- _Directive a_: In the records, copy out the lines again, starting with the line that contains "list all visible" and going on through the line that contains "dotted-connector-line [475,55,648,120]". Leave the pictures out of your answer.

- _Text_:
____

The a) question i managed to solve it !An object with mass m, is moving in the xy-plane and is subject to a force \(\displaystyle \vec{F}=-k \vec{r}\) where \(\displaystyle k\) is a positive constant and \(\displaystyle \vec{r}\) the position vector of the object.

a) Solve the differential equations of the motion of the object, with initial values: for \(\displaystyle t=0\) we have \(\displaystyle \vec{r}(t=0)=(x_0,y_0)\) and \(\displaystyle \vec{v}(t=0)=(v_{0x},v_{oy})\)

b) Which is the condition in order the object to make circular motion

c) Which is the condition in order the object to makerectilinear motionwith slope \(\displaystyle \frac{\pi}{6}\) with respect to x axis.

I solved the differential equations and i found that

\(\displaystyle x(t)=x_0 \cdot cos\left ( \sqrt{\frac{k}{m}}\cdot t \right)+\sqrt{\frac{m}{k}} \cdot v_{0x} \cdot sin\left ( \sqrt{\frac{k}{m}}\cdot t \right)\)

\(\displaystyle y(t)=y_0 \cdot cos\left ( \sqrt{\frac{k}{m}}\cdot t \right)+\sqrt{\frac{m}{k}} \cdot v_{0y} \cdot sin\left ( \sqrt{\frac{k}{m}}\cdot t \right)\)

____

- _Given data_:
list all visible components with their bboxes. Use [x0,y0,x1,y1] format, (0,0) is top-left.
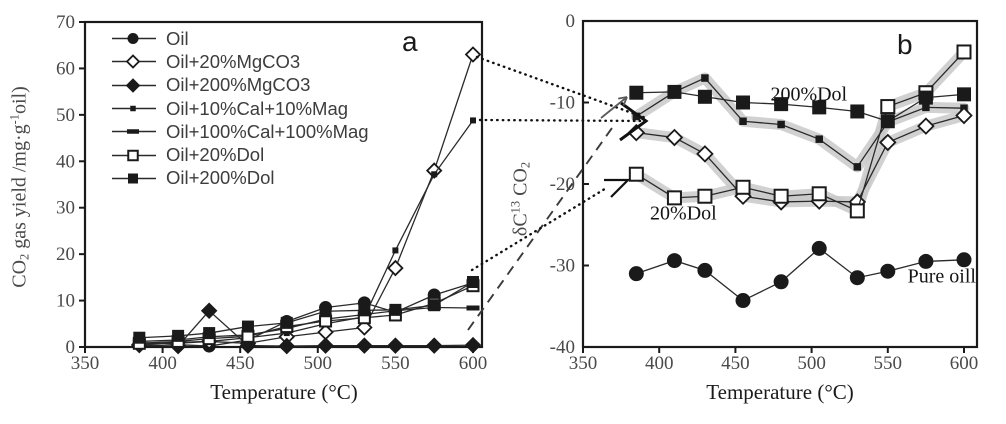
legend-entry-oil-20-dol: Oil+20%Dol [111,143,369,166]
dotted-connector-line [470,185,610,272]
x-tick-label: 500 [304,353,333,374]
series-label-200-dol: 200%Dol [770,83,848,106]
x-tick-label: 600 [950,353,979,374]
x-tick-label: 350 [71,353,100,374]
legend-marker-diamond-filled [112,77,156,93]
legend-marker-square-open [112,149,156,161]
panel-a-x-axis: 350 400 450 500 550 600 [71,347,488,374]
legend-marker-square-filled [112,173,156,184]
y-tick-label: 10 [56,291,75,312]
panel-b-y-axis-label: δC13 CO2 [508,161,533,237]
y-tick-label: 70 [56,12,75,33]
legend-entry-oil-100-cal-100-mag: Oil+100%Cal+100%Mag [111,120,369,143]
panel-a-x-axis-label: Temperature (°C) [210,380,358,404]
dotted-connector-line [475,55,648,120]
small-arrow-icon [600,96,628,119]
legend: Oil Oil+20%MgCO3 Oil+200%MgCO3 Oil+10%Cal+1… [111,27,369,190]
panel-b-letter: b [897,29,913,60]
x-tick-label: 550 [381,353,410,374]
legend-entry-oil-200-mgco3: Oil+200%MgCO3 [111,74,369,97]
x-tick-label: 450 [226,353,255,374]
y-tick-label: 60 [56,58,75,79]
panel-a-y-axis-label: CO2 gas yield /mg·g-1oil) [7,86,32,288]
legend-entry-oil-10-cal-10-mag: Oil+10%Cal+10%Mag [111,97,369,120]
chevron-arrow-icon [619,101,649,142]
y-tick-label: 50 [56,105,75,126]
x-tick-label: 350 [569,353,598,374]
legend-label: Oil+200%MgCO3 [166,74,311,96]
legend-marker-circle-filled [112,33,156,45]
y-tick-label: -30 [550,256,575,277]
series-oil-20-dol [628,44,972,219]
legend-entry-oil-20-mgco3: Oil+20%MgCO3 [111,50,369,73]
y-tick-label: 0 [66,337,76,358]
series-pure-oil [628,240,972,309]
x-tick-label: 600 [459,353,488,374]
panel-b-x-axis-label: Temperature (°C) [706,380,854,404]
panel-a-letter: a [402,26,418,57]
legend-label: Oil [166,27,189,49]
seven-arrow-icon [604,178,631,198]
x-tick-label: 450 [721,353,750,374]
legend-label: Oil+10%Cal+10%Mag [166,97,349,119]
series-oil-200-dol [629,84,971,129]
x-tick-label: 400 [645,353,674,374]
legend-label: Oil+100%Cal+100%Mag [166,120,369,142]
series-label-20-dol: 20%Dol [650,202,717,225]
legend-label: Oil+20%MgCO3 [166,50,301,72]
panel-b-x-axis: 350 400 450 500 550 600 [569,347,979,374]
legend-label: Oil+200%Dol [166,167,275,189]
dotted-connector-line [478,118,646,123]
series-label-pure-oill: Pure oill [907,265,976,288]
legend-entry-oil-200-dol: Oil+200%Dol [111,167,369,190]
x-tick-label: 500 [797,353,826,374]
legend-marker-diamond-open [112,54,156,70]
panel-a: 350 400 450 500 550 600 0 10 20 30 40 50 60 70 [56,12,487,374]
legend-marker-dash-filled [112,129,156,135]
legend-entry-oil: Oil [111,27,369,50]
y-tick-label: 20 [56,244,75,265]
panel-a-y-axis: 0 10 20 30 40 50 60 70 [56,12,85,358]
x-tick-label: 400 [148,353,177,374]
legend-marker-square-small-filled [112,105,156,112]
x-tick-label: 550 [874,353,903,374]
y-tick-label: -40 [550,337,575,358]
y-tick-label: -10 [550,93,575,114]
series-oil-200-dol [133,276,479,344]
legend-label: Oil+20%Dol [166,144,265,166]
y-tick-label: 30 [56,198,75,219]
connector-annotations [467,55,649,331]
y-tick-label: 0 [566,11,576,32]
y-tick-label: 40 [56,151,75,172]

____

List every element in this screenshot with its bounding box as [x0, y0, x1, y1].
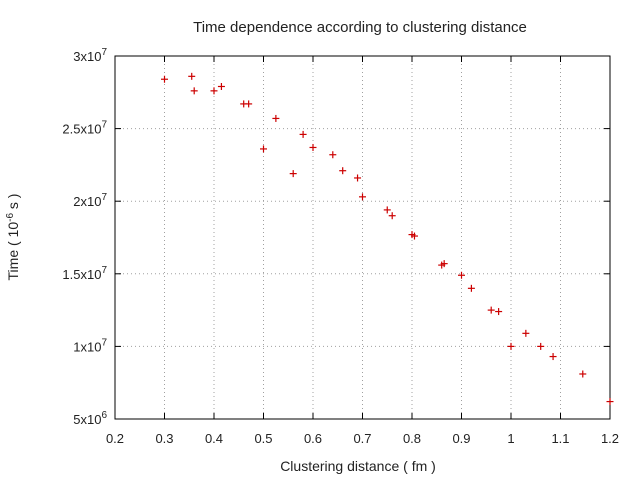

____

- _Directive b_: Continue the text on the object moving under the force -k r, picking up after its last line.

- _Written answer a_:
list all visible components with their bboxes. Use [x0,y0,x1,y1] format, (0,0) is top-left.
legend-entry-oil-20-dol: Oil+20%Dol [111,143,369,166]
dotted-connector-line [470,185,610,272]
x-tick-label: 500 [304,353,333,374]
series-label-200-dol: 200%Dol [770,83,848,106]
x-tick-label: 600 [950,353,979,374]
x-tick-label: 350 [71,353,100,374]
legend-marker-diamond-filled [112,77,156,93]
legend-marker-square-open [112,149,156,161]
panel-a-x-axis: 350 400 450 500 550 600 [71,347,488,374]
legend-marker-square-filled [112,173,156,184]
y-tick-label: 10 [56,291,75,312]
panel-b-y-axis-label: δC13 CO2 [508,161,533,237]
y-tick-label: 70 [56,12,75,33]
legend-entry-oil-100-cal-100-mag: Oil+100%Cal+100%Mag [111,120,369,143]
panel-a-x-axis-label: Temperature (°C) [210,380,358,404]
dotted-connector-line [475,55,648,120]

- _Written answer b_:
For the

**b) question**teacher told us to write equations...

I thought that if i take \(\displaystyle x(t)^2+y(t)^2\) that must always equal to something constant. And in \(\displaystyle t=0\) the object was in the position\(\displaystyle (x_0,y_0)\). That means that the magnitude of the position vector is equal to \(\displaystyle \sqrt{x_0^2+y_0^2}\)

Thus, for every t, it has to be \(\displaystyle x(t)^2+y(t)^2=x_0^2+y_0^2\)

But adding the two equations i found in the a) question i can't find a condition in order x(t)^2+y(t)^2 to be indepedent from t.

For the c) question i know that the centripetal acceleration vector has to be equal το 0... only this...

Any help for b) and c)???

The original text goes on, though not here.